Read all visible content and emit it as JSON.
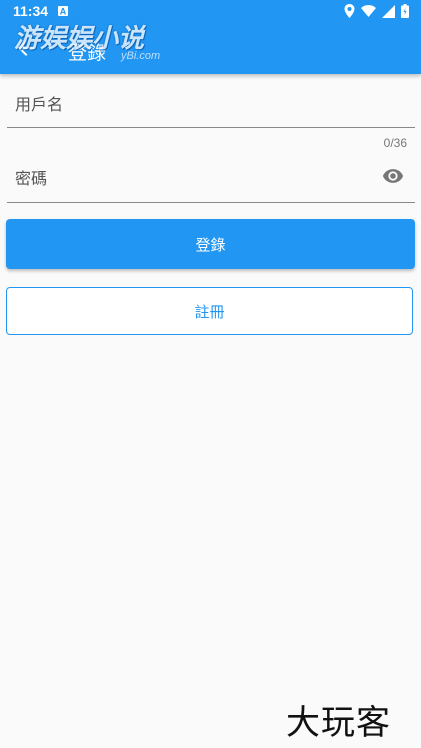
{
  "status_bar": {
    "time": "11:34"
  },
  "app_bar": {
    "title": "登錄",
    "background": "#2196f3"
  },
  "overlay": {
    "top_watermark": "游娱娱小说",
    "top_watermark_sub": "yBi.com",
    "bottom_watermark": "大玩客"
  },
  "form": {
    "username": {
      "label": "用戶名"
    },
    "password": {
      "label": "密碼",
      "counter": "0/36"
    }
  },
  "buttons": {
    "login": "登錄",
    "register": "註冊"
  },
  "colors": {
    "accent": "#2196f3",
    "background": "#fafafa"
  }
}
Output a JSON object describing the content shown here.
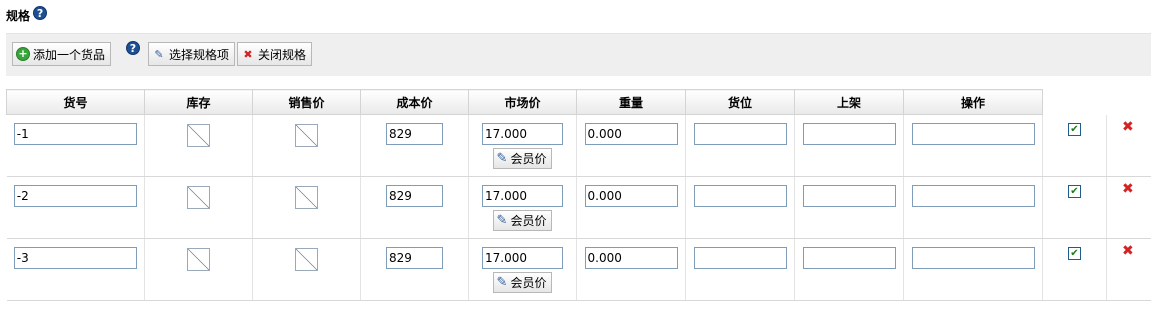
{
  "section": {
    "title": "规格",
    "help_glyph": "?"
  },
  "toolbar": {
    "add_label": "添加一个货品",
    "select_label": "选择规格项",
    "close_label": "关闭规格",
    "help_glyph": "?"
  },
  "table": {
    "headers": [
      "货号",
      "库存",
      "销售价",
      "成本价",
      "市场价",
      "重量",
      "货位",
      "上架",
      "操作"
    ],
    "rows": [
      {
        "sku": "-1",
        "cost": "829",
        "market": "17.000",
        "weight": "0.000",
        "location": "",
        "shelf": "",
        "action": "",
        "member_label": "会员价",
        "enabled": true
      },
      {
        "sku": "-2",
        "cost": "829",
        "market": "17.000",
        "weight": "0.000",
        "location": "",
        "shelf": "",
        "action": "",
        "member_label": "会员价",
        "enabled": true
      },
      {
        "sku": "-3",
        "cost": "829",
        "market": "17.000",
        "weight": "0.000",
        "location": "",
        "shelf": "",
        "action": "",
        "member_label": "会员价",
        "enabled": true
      }
    ]
  },
  "icons": {
    "help": "help-icon",
    "add": "add-circle-icon",
    "edit": "pencil-icon",
    "close": "close-x-icon",
    "checkbox": "checkbox-checked-icon",
    "delete": "delete-x-icon",
    "image": "image-placeholder-icon"
  },
  "colors": {
    "accent_blue": "#1d4f91",
    "delete_red": "#d42323",
    "add_green": "#37a53a",
    "toolbar_bg": "#efefef"
  }
}
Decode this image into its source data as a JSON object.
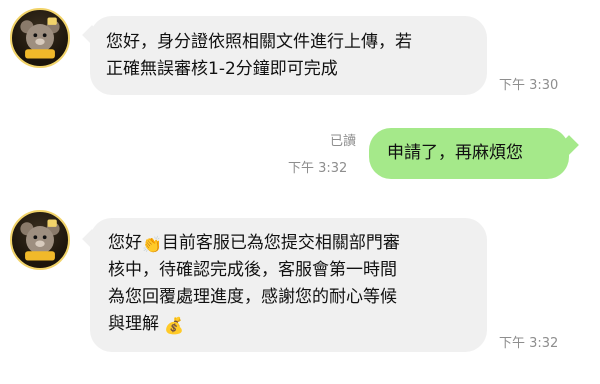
{
  "messages": [
    {
      "sender": "agent",
      "text": "您好，身分證依照相關文件進行上傳，若\n正確無誤審核1-2分鐘即可完成",
      "time": "下午 3:30"
    },
    {
      "sender": "user",
      "text": "申請了，再麻煩您",
      "read_status": "已讀",
      "time": "下午 3:32"
    },
    {
      "sender": "agent",
      "text_parts": {
        "greeting": "您好",
        "wave_emoji": "👏",
        "line1": "目前客服已為您提交相關部門審",
        "line2": "核中，待確認完成後，客服會第一時間",
        "line3": "為您回覆處理進度，感謝您的耐心等候",
        "line4": "與理解",
        "bag_emoji": "💰"
      },
      "time": "下午 3:32"
    }
  ],
  "avatar": {
    "icon": "bear-mascot-icon",
    "accent": "#f1d36a"
  },
  "colors": {
    "incoming_bubble": "#f0f0f0",
    "outgoing_bubble": "#a5e98a",
    "timestamp": "#8e8e8e"
  }
}
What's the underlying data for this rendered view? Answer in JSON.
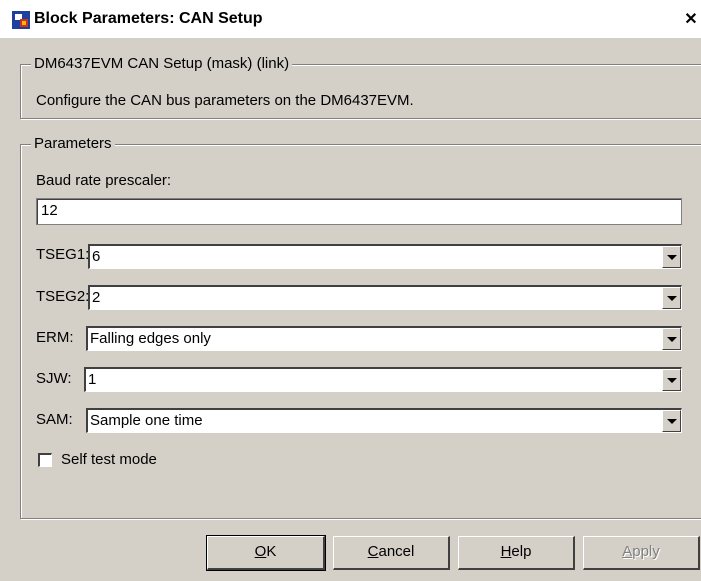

# # #

— Exercise prompt —
Repeat each entry exactly as it appears; skip any picture.

— Problem solution —
Read all visible content and emit it as JSON.
{
  "status_bar": {
    "time": "11:34"
  },
  "app_bar": {
    "title": "登錄",
    "background": "#2196f3"
  },
  "overlay": {
    "top_watermark": "游娱娱小说",
    "top_watermark_sub": "yBi.com",
    "bottom_watermark": "大玩客"
  },
  "form": {
    "username": {
      "label": "用戶名"
    },
    "password": {
      "label": "密碼",
      "counter": "0/36"
    }
  },
  "buttons": {
    "login": "登錄",
    "register": "註冊"
  },
  "colors": {
    "accent": "#2196f3",
    "background": "#fafafa"
  }
}
Output a JSON object describing the content shown here.
{
  "section": {
    "title": "规格",
    "help_glyph": "?"
  },
  "toolbar": {
    "add_label": "添加一个货品",
    "select_label": "选择规格项",
    "close_label": "关闭规格",
    "help_glyph": "?"
  },
  "table": {
    "headers": [
      "货号",
      "库存",
      "销售价",
      "成本价",
      "市场价",
      "重量",
      "货位",
      "上架",
      "操作"
    ],
    "rows": [
      {
        "sku": "-1",
        "cost": "829",
        "market": "17.000",
        "weight": "0.000",
        "location": "",
        "shelf": "",
        "action": "",
        "member_label": "会员价",
        "enabled": true
      },
      {
        "sku": "-2",
        "cost": "829",
        "market": "17.000",
        "weight": "0.000",
        "location": "",
        "shelf": "",
        "action": "",
        "member_label": "会员价",
        "enabled": true
      },
      {
        "sku": "-3",
        "cost": "829",
        "market": "17.000",
        "weight": "0.000",
        "location": "",
        "shelf": "",
        "action": "",
        "member_label": "会员价",
        "enabled": true
      }
    ]
  },
  "icons": {
    "help": "help-icon",
    "add": "add-circle-icon",
    "edit": "pencil-icon",
    "close": "close-x-icon",
    "checkbox": "checkbox-checked-icon",
    "delete": "delete-x-icon",
    "image": "image-placeholder-icon"
  },
  "colors": {
    "accent_blue": "#1d4f91",
    "delete_red": "#d42323",
    "add_green": "#37a53a",
    "toolbar_bg": "#efefef"
  }
}
Decode this image into its source data as a JSON object.
{
  "messages": [
    {
      "sender": "agent",
      "text": "您好，身分證依照相關文件進行上傳，若\n正確無誤審核1-2分鐘即可完成",
      "time": "下午 3:30"
    },
    {
      "sender": "user",
      "text": "申請了，再麻煩您",
      "read_status": "已讀",
      "time": "下午 3:32"
    },
    {
      "sender": "agent",
      "text_parts": {
        "greeting": "您好",
        "wave_emoji": "👏",
        "line1": "目前客服已為您提交相關部門審",
        "line2": "核中，待確認完成後，客服會第一時間",
        "line3": "為您回覆處理進度，感謝您的耐心等候",
        "line4": "與理解",
        "bag_emoji": "💰"
      },
      "time": "下午 3:32"
    }
  ],
  "avatar": {
    "icon": "bear-mascot-icon",
    "accent": "#f1d36a"
  },
  "colors": {
    "incoming_bubble": "#f0f0f0",
    "outgoing_bubble": "#a5e98a",
    "timestamp": "#8e8e8e"
  }
}
What's the underlying data for this rendered view? Answer in JSON.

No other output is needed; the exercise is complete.